## Record set
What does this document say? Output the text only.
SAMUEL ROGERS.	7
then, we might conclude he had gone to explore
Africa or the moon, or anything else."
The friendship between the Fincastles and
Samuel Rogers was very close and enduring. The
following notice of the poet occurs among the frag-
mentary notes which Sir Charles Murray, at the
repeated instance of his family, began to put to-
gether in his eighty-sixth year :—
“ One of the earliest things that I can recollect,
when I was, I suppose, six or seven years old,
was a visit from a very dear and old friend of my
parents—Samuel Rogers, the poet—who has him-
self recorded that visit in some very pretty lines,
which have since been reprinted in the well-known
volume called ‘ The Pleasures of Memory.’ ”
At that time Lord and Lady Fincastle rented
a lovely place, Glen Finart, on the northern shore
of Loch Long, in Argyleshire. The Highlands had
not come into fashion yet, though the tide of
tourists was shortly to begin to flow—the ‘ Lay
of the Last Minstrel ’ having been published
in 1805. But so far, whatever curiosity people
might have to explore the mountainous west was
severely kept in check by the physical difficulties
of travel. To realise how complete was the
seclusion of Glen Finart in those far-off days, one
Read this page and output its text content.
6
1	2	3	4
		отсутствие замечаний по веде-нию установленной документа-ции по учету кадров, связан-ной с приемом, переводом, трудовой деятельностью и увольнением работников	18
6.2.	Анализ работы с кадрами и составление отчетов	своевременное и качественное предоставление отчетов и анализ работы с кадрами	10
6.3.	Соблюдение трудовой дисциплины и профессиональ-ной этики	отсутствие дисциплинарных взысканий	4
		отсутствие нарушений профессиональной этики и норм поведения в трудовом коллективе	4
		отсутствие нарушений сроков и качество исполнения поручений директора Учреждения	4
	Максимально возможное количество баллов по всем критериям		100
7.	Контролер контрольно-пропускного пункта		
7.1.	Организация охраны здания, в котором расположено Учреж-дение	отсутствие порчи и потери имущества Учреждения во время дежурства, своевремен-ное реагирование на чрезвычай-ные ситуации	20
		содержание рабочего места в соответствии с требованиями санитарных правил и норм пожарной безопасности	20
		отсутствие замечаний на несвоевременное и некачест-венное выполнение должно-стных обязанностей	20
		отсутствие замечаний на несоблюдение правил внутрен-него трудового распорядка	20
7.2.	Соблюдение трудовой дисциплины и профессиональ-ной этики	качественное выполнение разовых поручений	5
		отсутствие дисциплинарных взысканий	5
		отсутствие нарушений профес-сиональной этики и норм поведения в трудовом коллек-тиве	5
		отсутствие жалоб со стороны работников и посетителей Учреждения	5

## Objective
Copy all of the data exactly.

## Solved problem
What does this document say? Output the text only.
SAMUEL ROGERS.	7
then, we might conclude he had gone to explore
Africa or the moon, or anything else."
The friendship between the Fincastles and
Samuel Rogers was very close and enduring. The
following notice of the poet occurs among the frag-
mentary notes which Sir Charles Murray, at the
repeated instance of his family, began to put to-
gether in his eighty-sixth year :—
“ One of the earliest things that I can recollect,
when I was, I suppose, six or seven years old,
was a visit from a very dear and old friend of my
parents—Samuel Rogers, the poet—who has him-
self recorded that visit in some very pretty lines,
which have since been reprinted in the well-known
volume called ‘ The Pleasures of Memory.’ ”
At that time Lord and Lady Fincastle rented
a lovely place, Glen Finart, on the northern shore
of Loch Long, in Argyleshire. The Highlands had
not come into fashion yet, though the tide of
tourists was shortly to begin to flow—the ‘ Lay
of the Last Minstrel ’ having been published
in 1805. But so far, whatever curiosity people
might have to explore the mountainous west was
severely kept in check by the physical difficulties
of travel. To realise how complete was the
seclusion of Glen Finart in those far-off days, one
Read this page and output its text content.
6
1	2	3	4
		отсутствие замечаний по веде-нию установленной документа-ции по учету кадров, связан-ной с приемом, переводом, трудовой деятельностью и увольнением работников	18
6.2.	Анализ работы с кадрами и составление отчетов	своевременное и качественное предоставление отчетов и анализ работы с кадрами	10
6.3.	Соблюдение трудовой дисциплины и профессиональ-ной этики	отсутствие дисциплинарных взысканий	4
		отсутствие нарушений профессиональной этики и норм поведения в трудовом коллективе	4
		отсутствие нарушений сроков и качество исполнения поручений директора Учреждения	4
	Максимально возможное количество баллов по всем критериям		100
7.	Контролер контрольно-пропускного пункта		
7.1.	Организация охраны здания, в котором расположено Учреж-дение	отсутствие порчи и потери имущества Учреждения во время дежурства, своевремен-ное реагирование на чрезвычай-ные ситуации	20
		содержание рабочего места в соответствии с требованиями санитарных правил и норм пожарной безопасности	20
		отсутствие замечаний на несвоевременное и некачест-венное выполнение должно-стных обязанностей	20
		отсутствие замечаний на несоблюдение правил внутрен-него трудового распорядка	20
7.2.	Соблюдение трудовой дисциплины и профессиональ-ной этики	качественное выполнение разовых поручений	5
		отсутствие дисциплинарных взысканий	5
		отсутствие нарушений профес-сиональной этики и норм поведения в трудовом коллек-тиве	5
		отсутствие жалоб со стороны работников и посетителей Учреждения	5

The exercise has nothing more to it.